* Data supplied *

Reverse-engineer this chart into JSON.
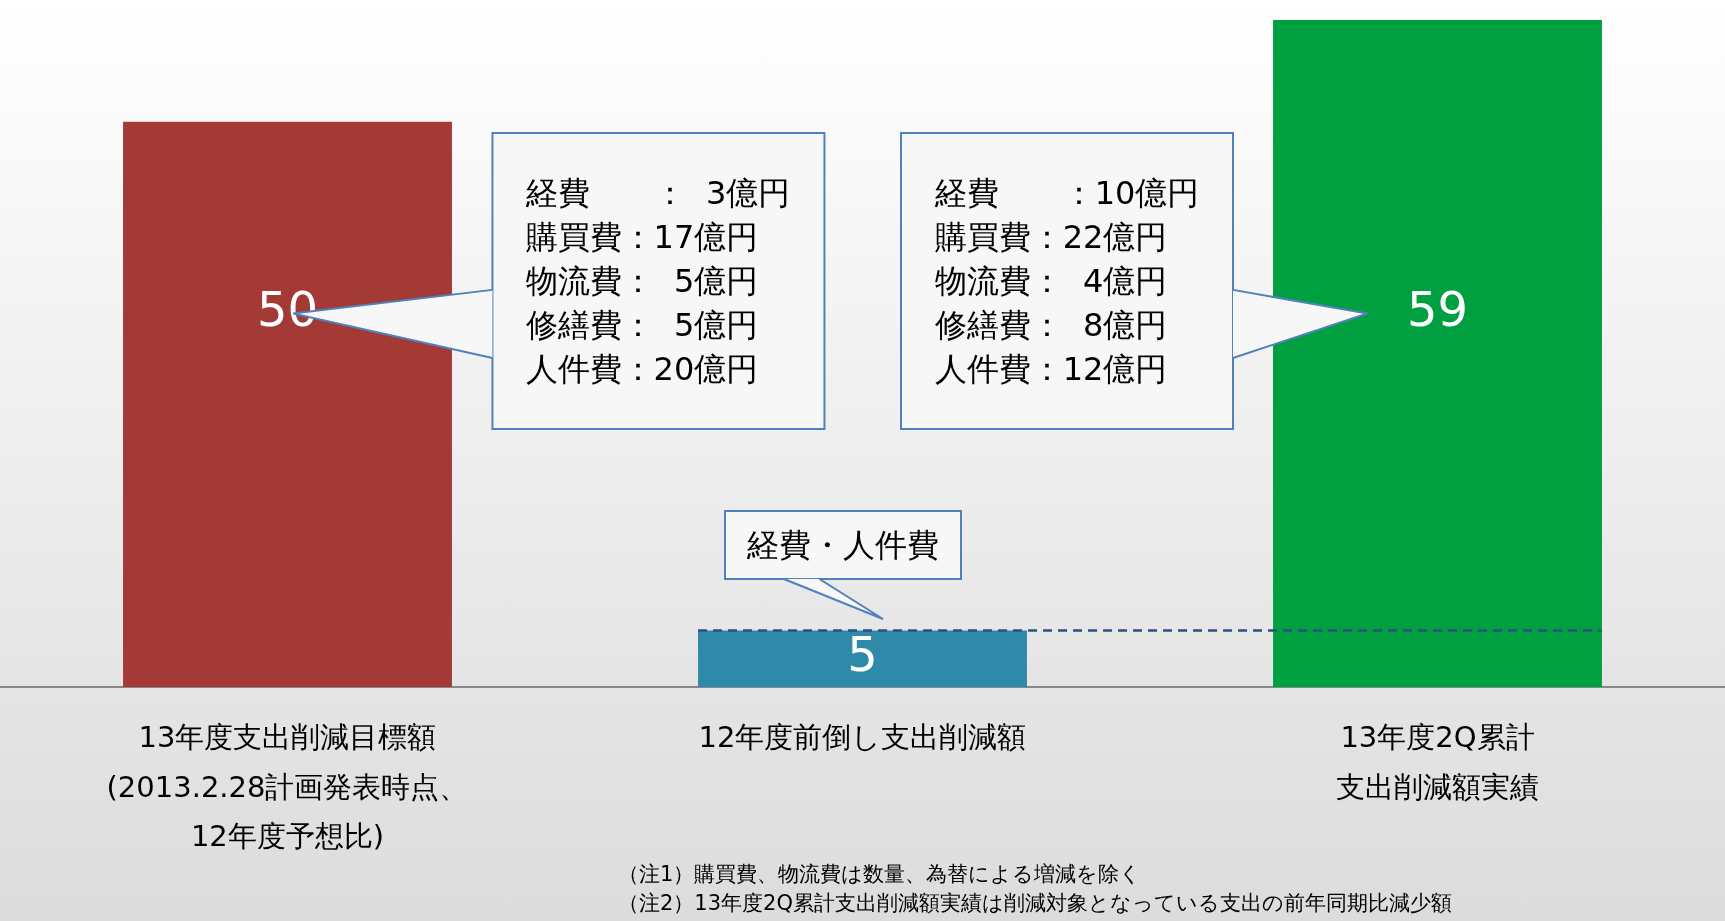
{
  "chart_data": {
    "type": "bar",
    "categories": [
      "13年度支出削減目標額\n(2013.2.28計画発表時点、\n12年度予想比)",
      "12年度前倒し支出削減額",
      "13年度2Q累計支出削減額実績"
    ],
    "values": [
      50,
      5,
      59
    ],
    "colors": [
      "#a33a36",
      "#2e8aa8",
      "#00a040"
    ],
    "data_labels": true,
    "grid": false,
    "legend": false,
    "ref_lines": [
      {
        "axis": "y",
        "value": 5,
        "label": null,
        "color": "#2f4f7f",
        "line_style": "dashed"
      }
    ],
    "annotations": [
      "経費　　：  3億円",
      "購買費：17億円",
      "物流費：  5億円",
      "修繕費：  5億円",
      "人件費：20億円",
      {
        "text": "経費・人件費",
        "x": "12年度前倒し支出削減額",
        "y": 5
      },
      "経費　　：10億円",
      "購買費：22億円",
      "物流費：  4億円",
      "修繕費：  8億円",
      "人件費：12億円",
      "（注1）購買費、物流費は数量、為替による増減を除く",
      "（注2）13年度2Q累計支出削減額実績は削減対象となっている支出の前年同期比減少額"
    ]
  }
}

* Your task *
Output an exact copy of the material, with the pictures removed.

* Output of the task *
Reverse-engineer this chart into JSON.
{
  "chart_data": {
    "type": "bar",
    "categories": [
      "13年度支出削減目標額\n(2013.2.28計画発表時点、\n12年度予想比)",
      "12年度前倒し支出削減額",
      "13年度2Q累計支出削減額実績"
    ],
    "values": [
      50,
      5,
      59
    ],
    "colors": [
      "#a33a36",
      "#2e8aa8",
      "#00a040"
    ],
    "data_labels": true,
    "grid": false,
    "legend": false,
    "ref_lines": [
      {
        "axis": "y",
        "value": 5,
        "label": null,
        "color": "#2f4f7f",
        "line_style": "dashed"
      }
    ],
    "annotations": [
      "経費　　：  3億円",
      "購買費：17億円",
      "物流費：  5億円",
      "修繕費：  5億円",
      "人件費：20億円",
      {
        "text": "経費・人件費",
        "x": "12年度前倒し支出削減額",
        "y": 5
      },
      "経費　　：10億円",
      "購買費：22億円",
      "物流費：  4億円",
      "修繕費：  8億円",
      "人件費：12億円",
      "（注1）購買費、物流費は数量、為替による増減を除く",
      "（注2）13年度2Q累計支出削減額実績は削減対象となっている支出の前年同期比減少額"
    ]
  }
}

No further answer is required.